**SELECTION**
____
6.9 Two other measures were developed using the OFCOM data. A total 'breadth of use score' was calculated by summing the responses from all 31 items and transforming to a z-score. An amount of use score was calculated from the sum of the reported hourly use questions in the survey (IN6A, IN6B, and IN6C) converted to a natural log score.

Table 2. Pattern and structure matrix for factor analysis
Table 2


Social determinants of Internet use

7.1 From the factor analysis and the Ofcom data we have eight measures of Internet access and use:

  1. Access
  2. Media consumption
  3. Information seeking
  4. Political action
  5. Formal transactions
  6. Social use
  7. Amount of use (Hours)
  8. Breadth of use (Total of all 5 factor scores)
____
**SUPPLIED MATERIAL**
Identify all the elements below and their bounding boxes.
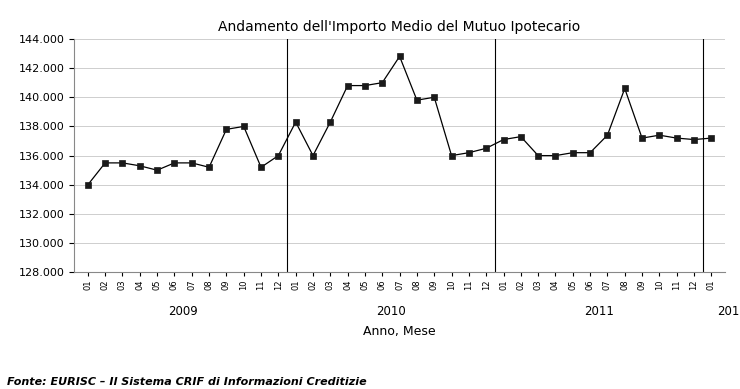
____
**CHALLENGES**
(A) Translate this sentence from the Internet use excerpt into Spanish: "A total 'breadth of use score' was calculated by summing the responses from all 31 items and transforming to a z-score."
(B) Reproduce the stretch of the Internet use excerpt from "7.1 From the" through "of use (Hours)" word for word.
Use only the Internet use excerpt.

**SOLUTION SET**
(A) Se calculó una "puntuación de amplitud de uso" total sumando las respuestas de los 31 ítems y transformándola en una puntuación z.

(B)
7.1 From the factor analysis and the Ofcom data we have eight measures of Internet access and use:

  1. Access
  2. Media consumption
  3. Information seeking
  4. Political action
  5. Formal transactions
  6. Social use
  7. Amount of use (Hours)